# [WHAT THIS TASK INVOLVES]
Could you print all the entries exactly?

# [DATASET ROWS]
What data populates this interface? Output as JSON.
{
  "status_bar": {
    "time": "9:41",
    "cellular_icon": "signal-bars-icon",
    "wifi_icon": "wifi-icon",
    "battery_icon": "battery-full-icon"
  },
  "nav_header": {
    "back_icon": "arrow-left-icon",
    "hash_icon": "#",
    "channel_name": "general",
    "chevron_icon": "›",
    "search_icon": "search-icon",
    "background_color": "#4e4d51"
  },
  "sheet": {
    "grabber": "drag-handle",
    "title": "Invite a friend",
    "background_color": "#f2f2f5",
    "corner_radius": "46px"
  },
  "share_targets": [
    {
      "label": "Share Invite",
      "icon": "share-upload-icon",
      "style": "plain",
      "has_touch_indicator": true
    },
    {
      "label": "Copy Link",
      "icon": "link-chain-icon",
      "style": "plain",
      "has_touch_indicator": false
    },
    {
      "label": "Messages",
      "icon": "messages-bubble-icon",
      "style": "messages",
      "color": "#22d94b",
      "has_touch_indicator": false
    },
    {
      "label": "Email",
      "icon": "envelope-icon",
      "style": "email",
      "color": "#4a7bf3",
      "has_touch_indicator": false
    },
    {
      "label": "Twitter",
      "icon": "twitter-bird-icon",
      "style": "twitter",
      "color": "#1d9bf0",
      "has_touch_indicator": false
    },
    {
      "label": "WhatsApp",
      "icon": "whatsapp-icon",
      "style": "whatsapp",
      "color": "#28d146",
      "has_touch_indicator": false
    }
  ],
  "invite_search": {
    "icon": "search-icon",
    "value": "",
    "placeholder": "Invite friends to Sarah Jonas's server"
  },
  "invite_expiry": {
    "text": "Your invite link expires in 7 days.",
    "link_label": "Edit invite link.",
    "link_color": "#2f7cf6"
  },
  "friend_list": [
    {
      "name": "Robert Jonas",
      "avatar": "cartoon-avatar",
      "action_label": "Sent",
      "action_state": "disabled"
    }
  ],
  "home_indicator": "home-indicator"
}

# [RESULT BELOW]
What data populates this interface? Output as JSON.
{
  "status_bar": {
    "time": "9:41",
    "cellular_icon": "signal-bars-icon",
    "wifi_icon": "wifi-icon",
    "battery_icon": "battery-full-icon"
  },
  "nav_header": {
    "back_icon": "arrow-left-icon",
    "hash_icon": "#",
    "channel_name": "general",
    "chevron_icon": "›",
    "search_icon": "search-icon",
    "background_color": "#4e4d51"
  },
  "sheet": {
    "grabber": "drag-handle",
    "title": "Invite a friend",
    "background_color": "#f2f2f5",
    "corner_radius": "46px"
  },
  "share_targets": [
    {
      "label": "Share Invite",
      "icon": "share-upload-icon",
      "style": "plain",
      "has_touch_indicator": true
    },
    {
      "label": "Copy Link",
      "icon": "link-chain-icon",
      "style": "plain",
      "has_touch_indicator": false
    },
    {
      "label": "Messages",
      "icon": "messages-bubble-icon",
      "style": "messages",
      "color": "#22d94b",
      "has_touch_indicator": false
    },
    {
      "label": "Email",
      "icon": "envelope-icon",
      "style": "email",
      "color": "#4a7bf3",
      "has_touch_indicator": false
    },
    {
      "label": "Twitter",
      "icon": "twitter-bird-icon",
      "style": "twitter",
      "color": "#1d9bf0",
      "has_touch_indicator": false
    },
    {
      "label": "WhatsApp",
      "icon": "whatsapp-icon",
      "style": "whatsapp",
      "color": "#28d146",
      "has_touch_indicator": false
    }
  ],
  "invite_search": {
    "icon": "search-icon",
    "value": "",
    "placeholder": "Invite friends to Sarah Jonas's server"
  },
  "invite_expiry": {
    "text": "Your invite link expires in 7 days.",
    "link_label": "Edit invite link.",
    "link_color": "#2f7cf6"
  },
  "friend_list": [
    {
      "name": "Robert Jonas",
      "avatar": "cartoon-avatar",
      "action_label": "Sent",
      "action_state": "disabled"
    }
  ],
  "home_indicator": "home-indicator"
}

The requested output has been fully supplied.